Excerpt from a dataset:
....
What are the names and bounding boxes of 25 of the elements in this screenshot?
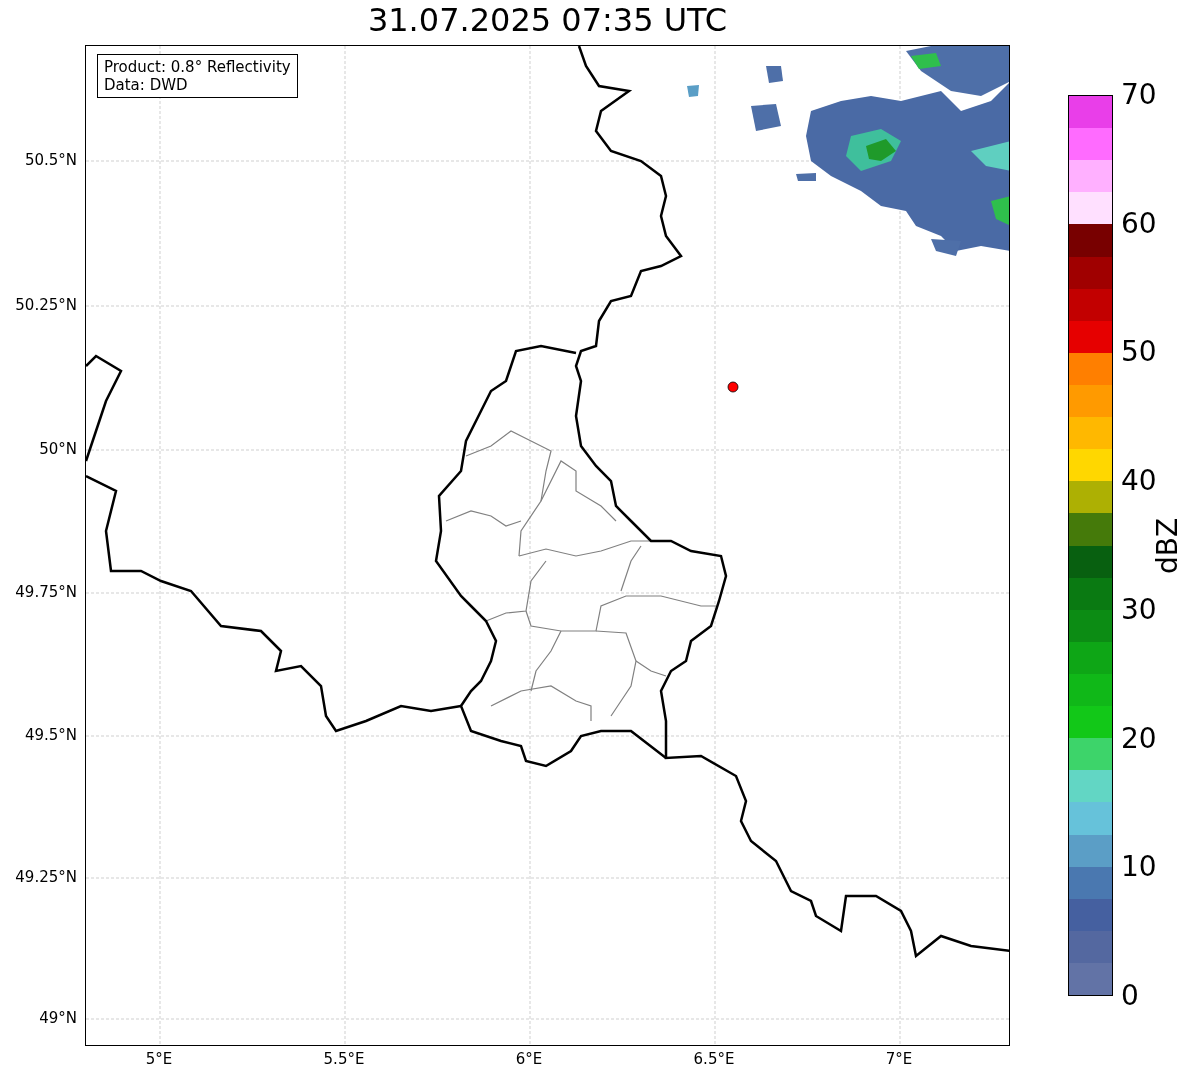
colorbar-tick-label: 30 xyxy=(1121,593,1157,626)
latitude-tick-label: 50°N xyxy=(39,440,77,458)
longitude-tick-label: 7°E xyxy=(885,1050,913,1068)
latitude-tick-label: 50.25°N xyxy=(15,296,77,314)
latitude-tick-label: 50.5°N xyxy=(24,151,77,169)
latitude-tick-label: 49.25°N xyxy=(15,868,77,886)
longitude-tick-label: 5.5°E xyxy=(323,1050,365,1068)
colorbar-tick-label: 0 xyxy=(1121,980,1139,1012)
colorbar-tick-label: 70 xyxy=(1121,79,1157,111)
colorbar-tick-label: 60 xyxy=(1121,207,1157,240)
latitude-tick-label: 49.75°N xyxy=(15,583,77,601)
colorbar-tick-label: 10 xyxy=(1121,851,1157,884)
colorbar-tick-label: 50 xyxy=(1121,336,1157,369)
longitude-tick-label: 6°E xyxy=(515,1050,543,1068)
longitude-tick-label: 5°E xyxy=(145,1050,173,1068)
colorbar-tick-label: 40 xyxy=(1121,465,1157,498)
info-text: Data: DWD xyxy=(104,76,189,94)
info-text: Product: 0.8° Reflectivity xyxy=(104,58,291,76)
latitude-tick-label: 49°N xyxy=(39,1009,77,1027)
longitude-tick-label: 6.5°E xyxy=(693,1050,735,1068)
latitude-tick-label: 49.5°N xyxy=(24,726,77,744)
colorbar-label: dBZ xyxy=(1150,517,1185,574)
colorbar-tick-label: 20 xyxy=(1121,722,1157,755)
chart-title: 31.07.2025 07:35 UTC xyxy=(366,0,729,41)
location-marker xyxy=(727,381,739,393)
....
(TASK BRIEF) Transcribe every line of the listing above word for word, leaving out the picture.

(FINAL RESULT)
What are the names and bounding boxes of 25 of the elements in this screenshot?
colorbar-tick-label: 30 xyxy=(1121,593,1157,626)
latitude-tick-label: 50°N xyxy=(39,440,77,458)
longitude-tick-label: 7°E xyxy=(885,1050,913,1068)
latitude-tick-label: 50.25°N xyxy=(15,296,77,314)
latitude-tick-label: 50.5°N xyxy=(24,151,77,169)
latitude-tick-label: 49.25°N xyxy=(15,868,77,886)
longitude-tick-label: 5.5°E xyxy=(323,1050,365,1068)
colorbar-tick-label: 0 xyxy=(1121,980,1139,1012)
colorbar-tick-label: 70 xyxy=(1121,79,1157,111)
colorbar-tick-label: 60 xyxy=(1121,207,1157,240)
latitude-tick-label: 49.75°N xyxy=(15,583,77,601)
colorbar-tick-label: 10 xyxy=(1121,851,1157,884)
colorbar-tick-label: 50 xyxy=(1121,336,1157,369)
longitude-tick-label: 6°E xyxy=(515,1050,543,1068)
longitude-tick-label: 5°E xyxy=(145,1050,173,1068)
colorbar-tick-label: 40 xyxy=(1121,465,1157,498)
info-text: Data: DWD xyxy=(104,76,189,94)
info-text: Product: 0.8° Reflectivity xyxy=(104,58,291,76)
latitude-tick-label: 49°N xyxy=(39,1009,77,1027)
longitude-tick-label: 6.5°E xyxy=(693,1050,735,1068)
latitude-tick-label: 49.5°N xyxy=(24,726,77,744)
colorbar-label: dBZ xyxy=(1150,517,1185,574)
colorbar-tick-label: 20 xyxy=(1121,722,1157,755)
chart-title: 31.07.2025 07:35 UTC xyxy=(366,0,729,41)
location-marker xyxy=(727,381,739,393)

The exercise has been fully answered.